Records from a dataset:
.....
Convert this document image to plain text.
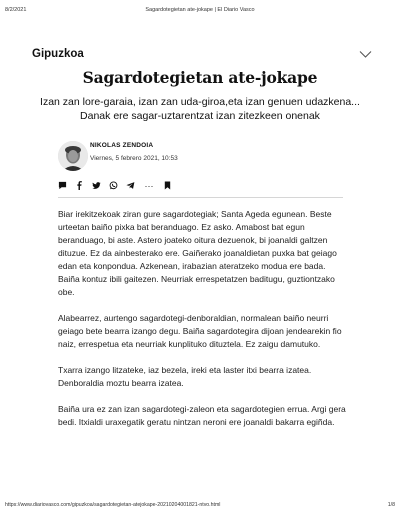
8/2/2021	Sagardotegietan ate-jokape | El Diario Vasco
Gipuzkoa
Sagardotegietan ate-jokape
Izan zan lore-garaia, izan zan uda-giroa,eta izan genuen udazkena...
Danak ere sagar-uztarentzat izan zitezkeen onenak
NIKOLAS ZENDOIA
Viernes, 5 febrero 2021, 10:53
···

Biar irekitzekoak ziran gure sagardotegiak; Santa Ageda egunean. Beste urteetan baiño pixka bat beranduago. Ez asko. Amabost bat egun beranduago, bi aste. Astero joateko oitura dezuenok, bi joanaldi galtzen dituzue. Ez da ainbesterako ere. Gaiñerako joanaldietan puxka bat geiago edan eta konpondua. Azkenean, irabazian ateratzeko modua ere bada. Baiña kontuz ibili gaitezen. Neurriak errespetatzen baditugu, guztiontzako obe.

Alabearrez, aurtengo sagardotegi-denboraldian, normalean baiño neurri geiago bete bearra izango degu. Baiña sagardotegira dijoan jendearekin fio naiz, errespetua eta neurriak kunplituko dituztela. Ez zaigu damutuko.

Txarra izango litzateke, iaz bezela, ireki eta laster itxi bearra izatea. Denboraldia moztu bearra izatea.

Baiña ura ez zan izan sagardotegi-zaleon eta sagardotegien errua. Argi gera bedi. Itxialdi uraxegatik geratu nintzan neroni ere joanaldi bakarra egiñda.

https://www.diariovasco.com/gipuzkoa/sagardotegietan-atejokape-20210204001821-ntvo.html	1/8
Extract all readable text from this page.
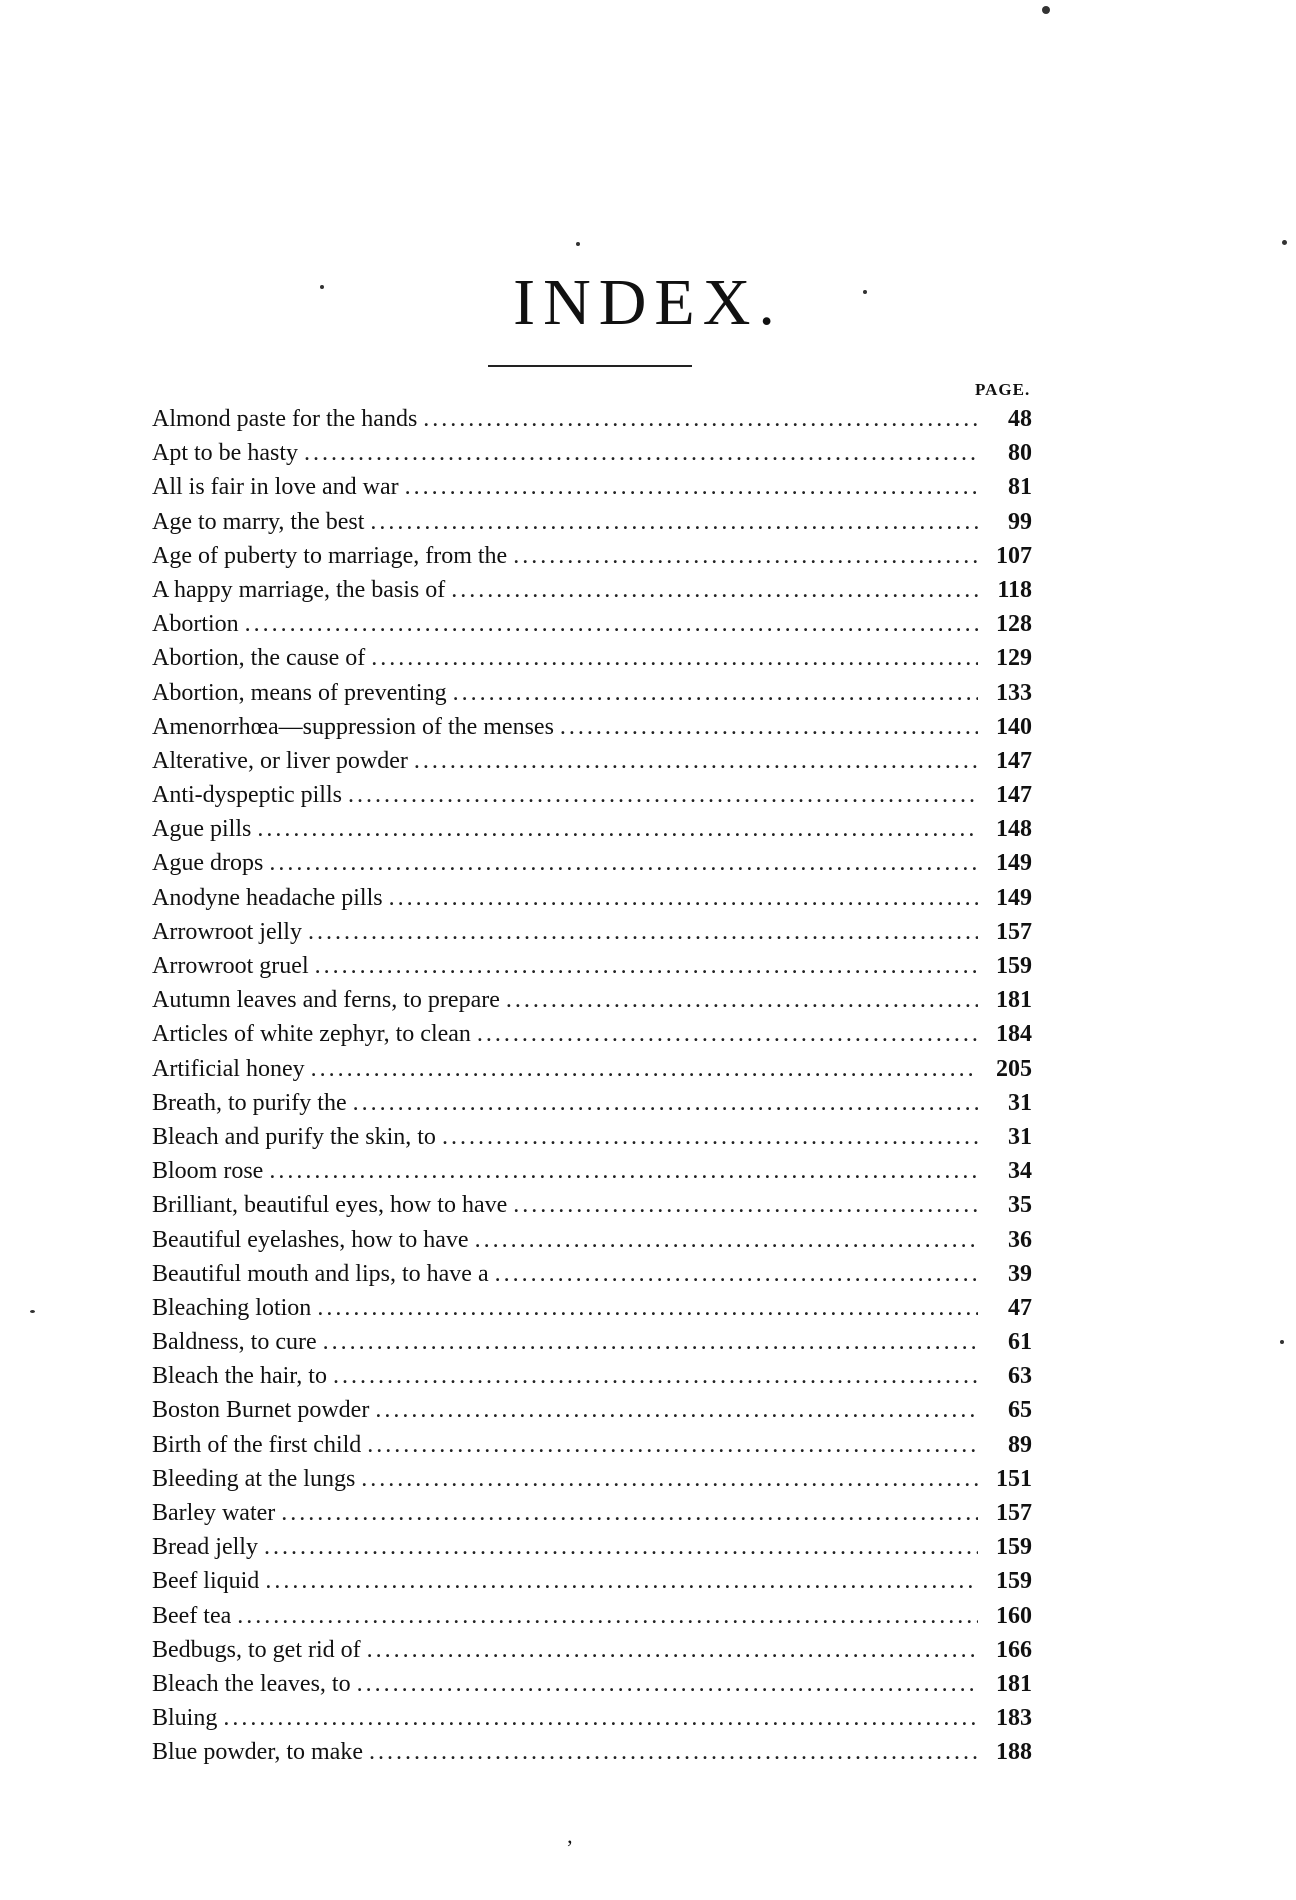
INDEX.
PAGE.
Almond paste for the hands .....	48
Apt to be hasty .....	80
All is fair in love and war .....	81
Age to marry, the best .....	99
Age of puberty to marriage, from the .....	107
A happy marriage, the basis of .....	118
Abortion .....	128
Abortion, the cause of .....	129
Abortion, means of preventing .....	133
Amenorrhœa—suppression of the menses .....	140
Alterative, or liver powder .....	147
Anti-dyspeptic pills .....	147
Ague pills .....	148
Ague drops .....	149
Anodyne headache pills .....	149
Arrowroot jelly .....	157
Arrowroot gruel .....	159
Autumn leaves and ferns, to prepare .....	181
Articles of white zephyr, to clean .....	184
Artificial honey .....	205
Breath, to purify the .....	31
Bleach and purify the skin, to .....	31
Bloom rose .....	34
Brilliant, beautiful eyes, how to have .....	35
Beautiful eyelashes, how to have .....	36
Beautiful mouth and lips, to have a .....	39
Bleaching lotion .....	47
Baldness, to cure .....	61
Bleach the hair, to .....	63
Boston Burnet powder .....	65
Birth of the first child .....	89
Bleeding at the lungs .....	151
Barley water .....	157
Bread jelly .....	159
Beef liquid .....	159
Beef tea .....	160
Bedbugs, to get rid of .....	166
Bleach the leaves, to .....	181
Bluing .....	183
Blue powder, to make .....	188
’
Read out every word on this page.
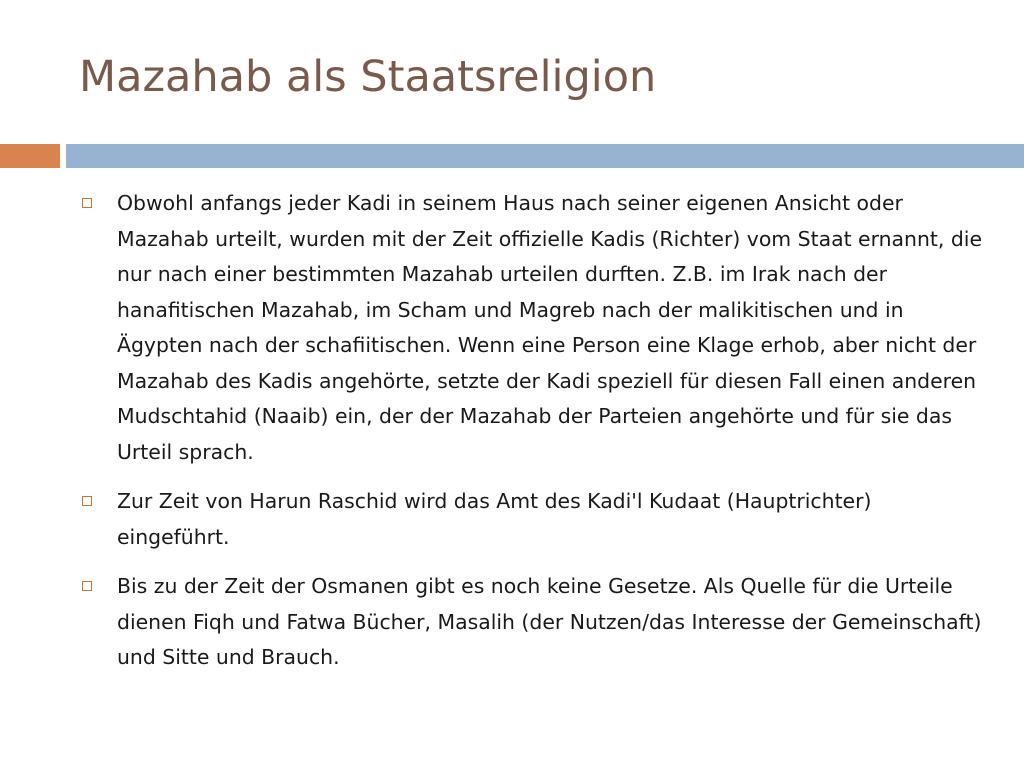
Mazahab als Staatsreligion
Obwohl anfangs jeder Kadi in seinem Haus nach seiner eigenen Ansicht oder Mazahab urteilt, wurden mit der Zeit offizielle Kadis (Richter) vom Staat ernannt, die nur nach einer bestimmten Mazahab urteilen durften. Z.B. im Irak nach der hanafitischen Mazahab, im Scham und Magreb nach der malikitischen und in Ägypten nach der schafiitischen. Wenn eine Person eine Klage erhob, aber nicht der Mazahab des Kadis angehörte, setzte der Kadi speziell für diesen Fall einen anderen Mudschtahid (Naaib) ein, der der Mazahab der Parteien angehörte und für sie das Urteil sprach.
Zur Zeit von Harun Raschid wird das Amt des Kadi'l Kudaat (Hauptrichter) eingeführt.
Bis zu der Zeit der Osmanen gibt es noch keine Gesetze. Als Quelle für die Urteile dienen Fiqh und Fatwa Bücher, Masalih (der Nutzen/das Interesse der Gemeinschaft) und Sitte und Brauch.
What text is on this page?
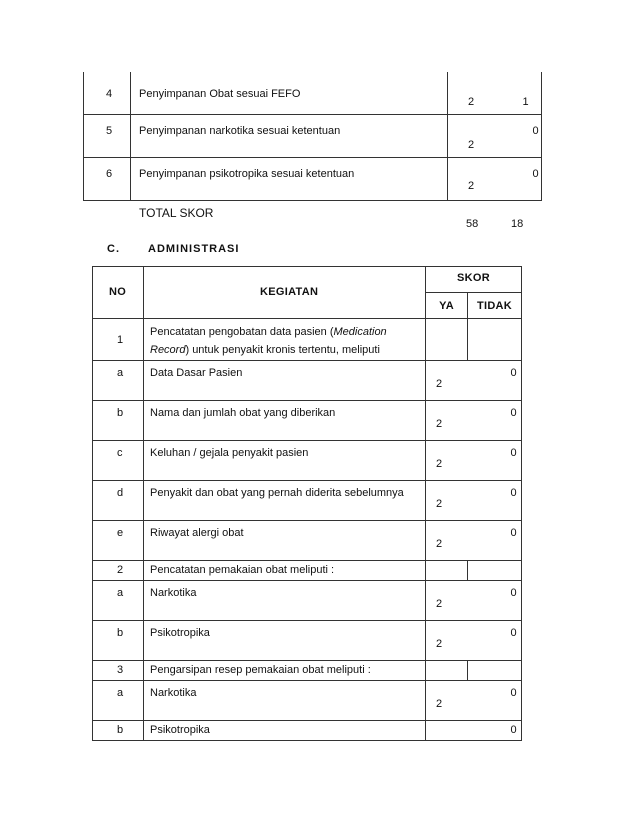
4	Penyimpanan Obat sesuai FEFO	2	1

5	Penyimpanan narkotika sesuai ketentuan	2	0

6	Penyimpanan psikotropika sesuai ketentuan	2	0
TOTAL SKOR
58	18
C.	ADMINISTRASI
NO	KEGIATAN	SKOR	

		YA	TIDAK

1	Pencatatan pengobatan data pasien (Medication
Record) untuk penyakit kronis tertentu, meliputi		

a	Data Dasar Pasien	2	0

b	Nama dan jumlah obat yang diberikan	2	0

c	Keluhan / gejala penyakit pasien	2	0

d	Penyakit dan obat yang pernah diderita sebelumnya	2	0

e	Riwayat alergi obat	2	0

2	Pencatatan pemakaian obat meliputi :		

a	Narkotika	2	0

b	Psikotropika	2	0

3	Pengarsipan resep pemakaian obat meliputi :		

a	Narkotika	2	0

b	Psikotropika		0
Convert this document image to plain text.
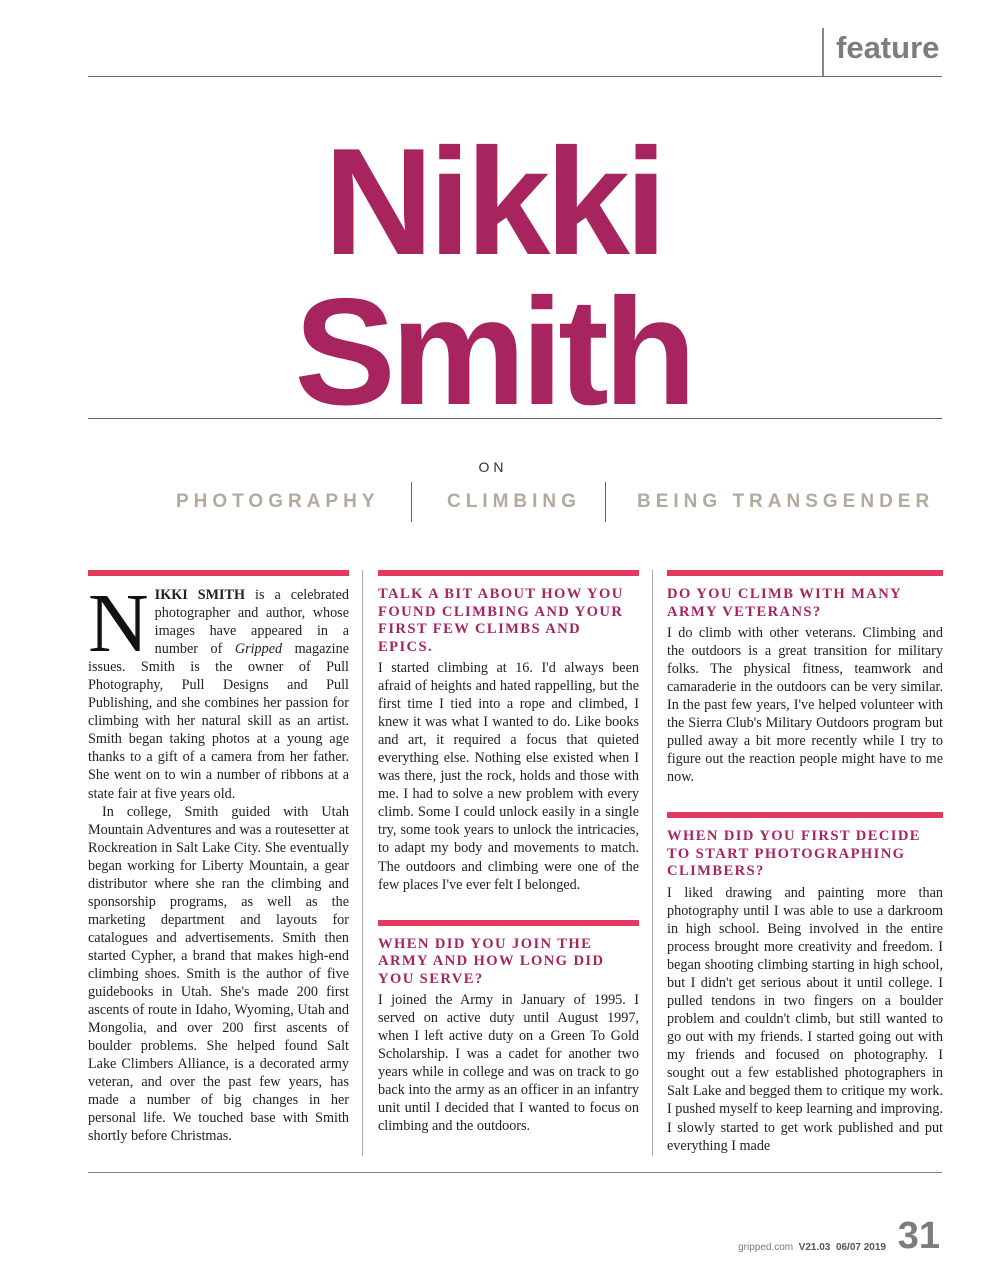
feature
Nikki
Smith
ON
PHOTOGRAPHY	CLIMBING	BEING TRANSGENDER

NIKKI SMITH is a celebrated photographer and author, whose images have appeared in a number of Gripped magazine issues. Smith is the owner of Pull Photography, Pull Designs and Pull Publishing, and she combines her passion for climbing with her natural skill as an artist. Smith began taking photos at a young age thanks to a gift of a camera from her father. She went on to win a number of ribbons at a state fair at five years old.

In college, Smith guided with Utah Mountain Adventures and was a routesetter at Rockreation in Salt Lake City. She eventually began working for Liberty Mountain, a gear distributor where she ran the climbing and sponsorship programs, as well as the marketing department and layouts for catalogues and advertisements. Smith then started Cypher, a brand that makes high-end climbing shoes. Smith is the author of five guidebooks in Utah. She's made 200 first ascents of route in Idaho, Wyoming, Utah and Mongolia, and over 200 first ascents of boulder problems. She helped found Salt Lake Climbers Alliance, is a decorated army veteran, and over the past few years, has made a number of big changes in her personal life. We touched base with Smith shortly before Christmas.

TALK A BIT ABOUT HOW YOU FOUND CLIMBING AND YOUR FIRST FEW CLIMBS AND EPICS.

I started climbing at 16. I'd always been afraid of heights and hated rappelling, but the first time I tied into a rope and climbed, I knew it was what I wanted to do. Like books and art, it required a focus that quieted everything else. Nothing else existed when I was there, just the rock, holds and those with me. I had to solve a new problem with every climb. Some I could unlock easily in a single try, some took years to unlock the intricacies, to adapt my body and movements to match. The outdoors and climbing were one of the few places I've ever felt I belonged.

WHEN DID YOU JOIN THE ARMY AND HOW LONG DID YOU SERVE?

I joined the Army in January of 1995. I served on active duty until August 1997, when I left active duty on a Green To Gold Scholarship. I was a cadet for another two years while in college and was on track to go back into the army as an officer in an infantry unit until I decided that I wanted to focus on climbing and the outdoors.

DO YOU CLIMB WITH MANY ARMY VETERANS?

I do climb with other veterans. Climbing and the outdoors is a great transition for military folks. The physical fitness, teamwork and camaraderie in the outdoors can be very similar. In the past few years, I've helped volunteer with the Sierra Club's Military Outdoors program but pulled away a bit more recently while I try to figure out the reaction people might have to me now.

WHEN DID YOU FIRST DECIDE TO START PHOTOGRAPHING CLIMBERS?

I liked drawing and painting more than photography until I was able to use a darkroom in high school. Being involved in the entire process brought more creativity and freedom. I began shooting climbing starting in high school, but I didn't get serious about it until college. I pulled tendons in two fingers on a boulder problem and couldn't climb, but still wanted to go out with my friends. I started going out with my friends and focused on photography. I sought out a few established photographers in Salt Lake and begged them to critique my work. I pushed myself to keep learning and improving. I slowly started to get work published and put everything I made

gripped.com V21.03 06/07 2019 31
.....
• To do: Where does the word "ketentuan" appear in the listing? List each line that holds it.

• Completed task:
5	Penyimpanan narkotika sesuai ketentuan	2	0
6	Penyimpanan psikotropika sesuai ketentuan	2	0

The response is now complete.